* Start Data shown *

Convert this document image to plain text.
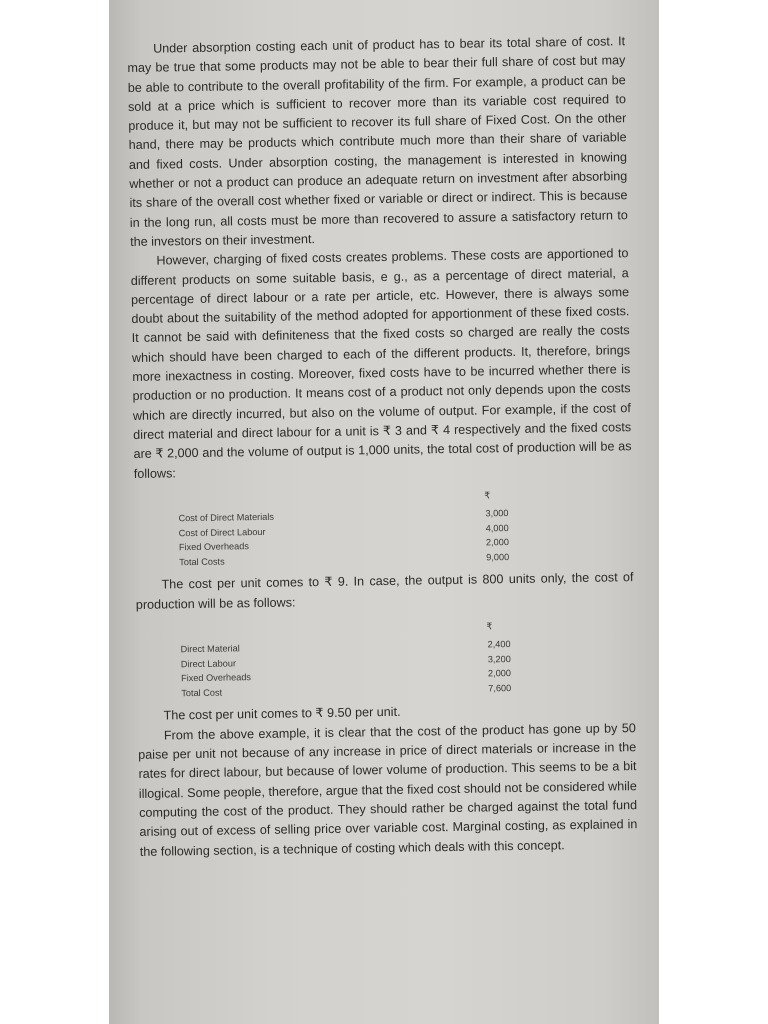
Under absorption costing each unit of product has to bear its total share of cost. It may be true that some products may not be able to bear their full share of cost but may be able to contribute to the overall profitability of the firm. For example, a product can be sold at a price which is sufficient to recover more than its variable cost required to produce it, but may not be sufficient to recover its full share of Fixed Cost. On the other hand, there may be products which contribute much more than their share of variable and fixed costs. Under absorption costing, the management is interested in knowing whether or not a product can produce an adequate return on investment after absorbing its share of the overall cost whether fixed or variable or direct or indirect. This is because in the long run, all costs must be more than recovered to assure a satisfactory return to the investors on their investment.

However, charging of fixed costs creates problems. These costs are apportioned to different products on some suitable basis, e g., as a percentage of direct material, a percentage of direct labour or a rate per article, etc. However, there is always some doubt about the suitability of the method adopted for apportionment of these fixed costs. It cannot be said with definiteness that the fixed costs so charged are really the costs which should have been charged to each of the different products. It, therefore, brings more inexactness in costing. Moreover, fixed costs have to be incurred whether there is production or no production. It means cost of a product not only depends upon the costs which are directly incurred, but also on the volume of output. For example, if the cost of direct material and direct labour for a unit is ₹ 3 and ₹ 4 respectively and the fixed costs are ₹ 2,000 and the volume of output is 1,000 units, the total cost of production will be as follows:

₹
Cost of Direct Materials	3,000
Cost of Direct Labour	4,000
Fixed Overheads	2,000
Total Costs	9,000

The cost per unit comes to ₹ 9. In case, the output is 800 units only, the cost of production will be as follows:

₹
Direct Material	2,400
Direct Labour	3,200
Fixed Overheads	2,000
Total Cost	7,600

The cost per unit comes to ₹ 9.50 per unit.

From the above example, it is clear that the cost of the product has gone up by 50 paise per unit not because of any increase in price of direct materials or increase in the rates for direct labour, but because of lower volume of production. This seems to be a bit illogical. Some people, therefore, argue that the fixed cost should not be considered while computing the cost of the product. They should rather be charged against the total fund arising out of excess of selling price over variable cost. Marginal costing, as explained in the following section, is a technique of costing which deals with this concept.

* End Data shown *

◆ Task directions:
Every entry above needs to be retyped exactly; drop the pictures.

◆ Solution for this exercise:
Convert this document image to plain text.
Under absorption costing each unit of product has to bear its total share of cost. It may be true that some products may not be able to bear their full share of cost but may be able to contribute to the overall profitability of the firm. For example, a product can be sold at a price which is sufficient to recover more than its variable cost required to produce it, but may not be sufficient to recover its full share of Fixed Cost. On the other hand, there may be products which contribute much more than their share of variable and fixed costs. Under absorption costing, the management is interested in knowing whether or not a product can produce an adequate return on investment after absorbing its share of the overall cost whether fixed or variable or direct or indirect. This is because in the long run, all costs must be more than recovered to assure a satisfactory return to the investors on their investment.

However, charging of fixed costs creates problems. These costs are apportioned to different products on some suitable basis, e g., as a percentage of direct material, a percentage of direct labour or a rate per article, etc. However, there is always some doubt about the suitability of the method adopted for apportionment of these fixed costs. It cannot be said with definiteness that the fixed costs so charged are really the costs which should have been charged to each of the different products. It, therefore, brings more inexactness in costing. Moreover, fixed costs have to be incurred whether there is production or no production. It means cost of a product not only depends upon the costs which are directly incurred, but also on the volume of output. For example, if the cost of direct material and direct labour for a unit is ₹ 3 and ₹ 4 respectively and the fixed costs are ₹ 2,000 and the volume of output is 1,000 units, the total cost of production will be as follows:

₹
Cost of Direct Materials	3,000
Cost of Direct Labour	4,000
Fixed Overheads	2,000
Total Costs	9,000

The cost per unit comes to ₹ 9. In case, the output is 800 units only, the cost of production will be as follows:

₹
Direct Material	2,400
Direct Labour	3,200
Fixed Overheads	2,000
Total Cost	7,600

The cost per unit comes to ₹ 9.50 per unit.

From the above example, it is clear that the cost of the product has gone up by 50 paise per unit not because of any increase in price of direct materials or increase in the rates for direct labour, but because of lower volume of production. This seems to be a bit illogical. Some people, therefore, argue that the fixed cost should not be considered while computing the cost of the product. They should rather be charged against the total fund arising out of excess of selling price over variable cost. Marginal costing, as explained in the following section, is a technique of costing which deals with this concept.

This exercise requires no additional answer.